Arts of Mexico
During the heady days that followed the Mexican revolution, the air was filled with fervent nationalism. The euphoria of new beginnings brought out the best in creative vision from talent that fed on this intoxicating energy. From the ranks of this creative elite came Adolfo Best Maugard, his imprint on Mexican culture more profound than that of many of the more talented painters who were his contemporaries.
Best Maugard was born in Mexico City in 1881, just in time to be of age when the old regime of Porfirio Diaz crumbled and Alvaro Obregon was elected president. And just in time to be part of the group of Mexican intellectuals in search of a national identity. A contemporary and colleague of such great artists as Diego Rivera, Miguel Covarrubias, Carlos Merida, Rufino Tamayo and Roberto Montenegro, he was in the front lines of those looking to bring forward the rich cultural heritage of Mexico’s pre-colonial past. Each of these artists went on to become far greater painters than Best Maugard, but each of them was influenced by his discoveries and subsequent re-definition of the “rules” of art.

▸ JOBS
1) Retype the Best Maugard passage starting with "Arts of Mexico" and going on through "were his contemporaries.".
2) Which artists does the Best Maugard passage name as his contemporaries and colleagues?
3) Does the Best Maugard passage support each statement? (a) Best Maugard was born in Mexico City in 1881. (b) Best Maugard became a greater painter than the artists he worked alongside. (c) Porfirio Diaz was elected president after the old regime fell.
Answer from the Best Maugard passage alone, without drawing on anything else.

▸ INFORMATION PROVIDED
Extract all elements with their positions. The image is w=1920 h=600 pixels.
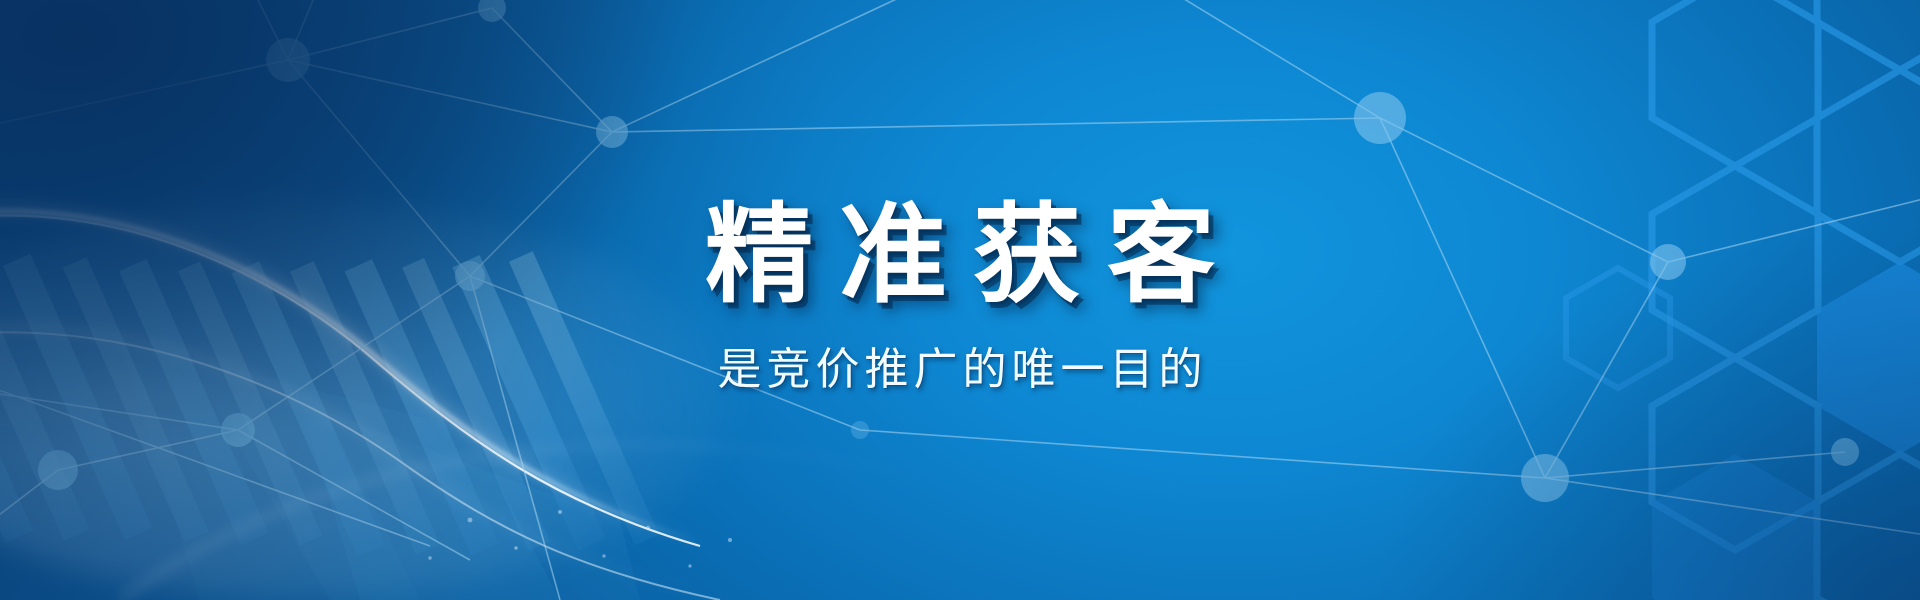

▸ ANSWERS TO THE EXERCISES
1)
Arts of Mexico
During the heady days that followed the Mexican revolution, the air was filled with fervent nationalism. The euphoria of new beginnings brought out the best in creative vision from talent that fed on this intoxicating energy. From the ranks of this creative elite came Adolfo Best Maugard, his imprint on Mexican culture more profound than that of many of the more talented painters who were his contemporaries.

2) Diego Rivera, Miguel Covarrubias, Carlos Merida, Rufino Tamayo, Roberto Montenegro

3)
(a) Yes: "Best Maugard was born in Mexico City in 1881"
(b) No: "Each of these artists went on to become far greater painters than Best Maugard"
(c) No: "the old regime of Porfirio Diaz crumbled and Alvaro Obregon was elected president"